| EXTRACT |

> (3) Fields that should be match-able by hardware should appear at the 
> beginning. The FID, for example, seems like a field that should go to the 
> beginning.

+1 for this. 

With the current WESPv2 header format, an intermediate device that wishes to 
perform ECMP using the FID will have difficulty finding the FID. For example, 
in the presence of padding, what is the calculation that locates the start of 
the FID field? The HdrLen gives the offset to the beginning of the "Rest of 
Payload Data (i.e. past the IV, if present ...)" but the size of the IV is 
algorithm dependant and won't be known to an intermediate device and so the 
intermediate device can't use the HdrLen field to find the end of the header 
and work backwards to the FID field. It would be much easier if either the FID 
was after the initial 4 bytes of fields. Or if for some reason the padding 
field needs to come before the FID field, have a field that specifies the 
padding length to simplify the packet parsing.

| PROVIDED MATERIAL |
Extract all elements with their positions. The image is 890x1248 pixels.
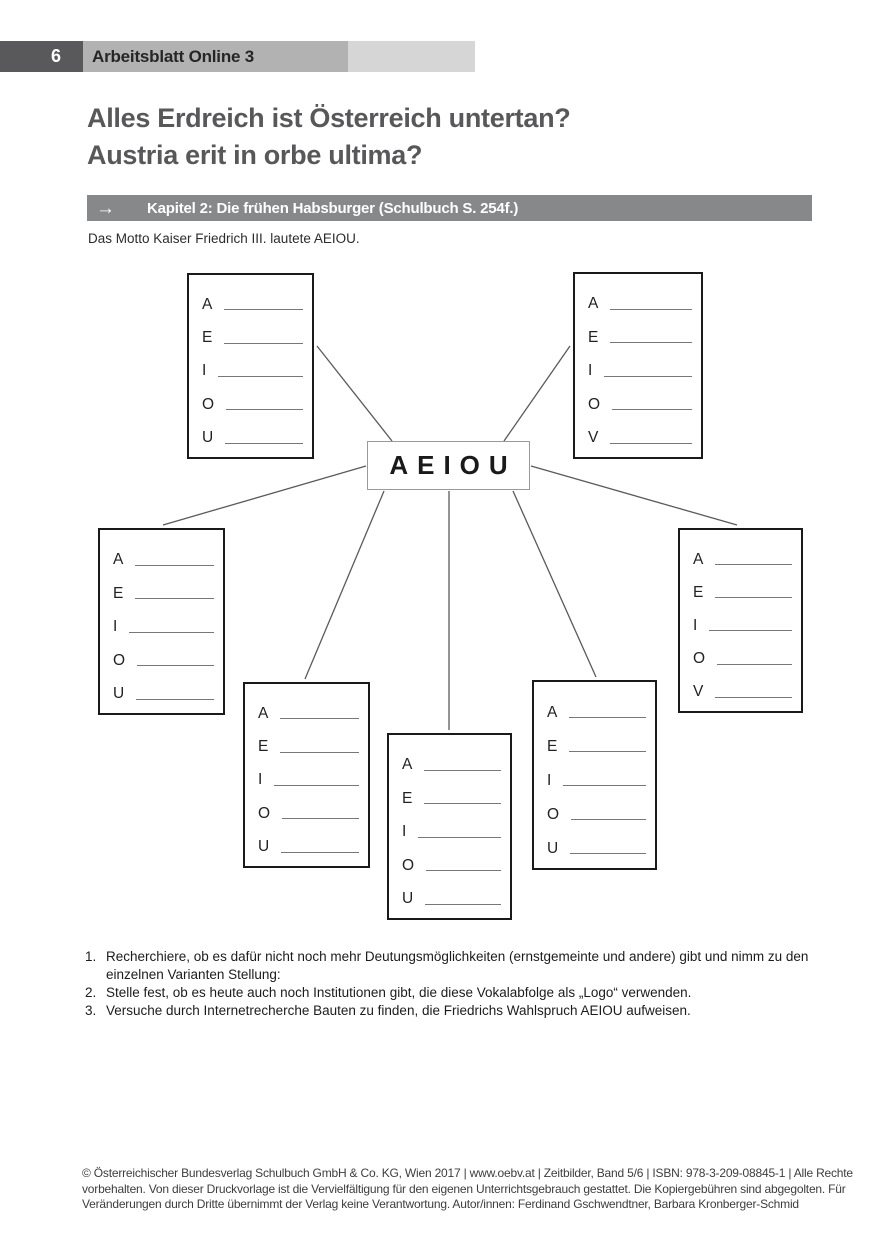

| TASK REQUIREMENTS |
1) Reproduce the stretch of the WESPv2 header discussion from "With the current" through "the packet parsing.", swapping "intermediate device" for "middlebox".
2) Does the WESPv2 header discussion support each statement: (a) the writer agrees that the FID should go to the beginning, (b) the size of the IV is the same for every algorithm, (c) an intermediate device can use the HdrLen field to find the end of the header? Answer yes or no for each and quote the deciding words.
The listing has nothing to do with the WESPv2 header discussion.

| ANSWER SET |
1)
With the current WESPv2 header format, an middlebox that wishes to 
perform ECMP using the FID will have difficulty finding the FID. For example, 
in the presence of padding, what is the calculation that locates the start of 
the FID field? The HdrLen gives the offset to the beginning of the "Rest of 
Payload Data (i.e. past the IV, if present ...)" but the size of the IV is 
algorithm dependant and won't be known to an middlebox and so the 
middlebox can't use the HdrLen field to find the end of the header 
and work backwards to the FID field. It would be much easier if either the FID 
was after the initial 4 bytes of fields. Or if for some reason the padding 
field needs to come before the FID field, have a field that specifies the 
padding length to simplify the packet parsing.

2)
(a) Yes: "+1 for this."
(b) No: "the size of the IV is algorithm dependant"
(c) No: "the intermediate device can't use the HdrLen field to find the end of the header"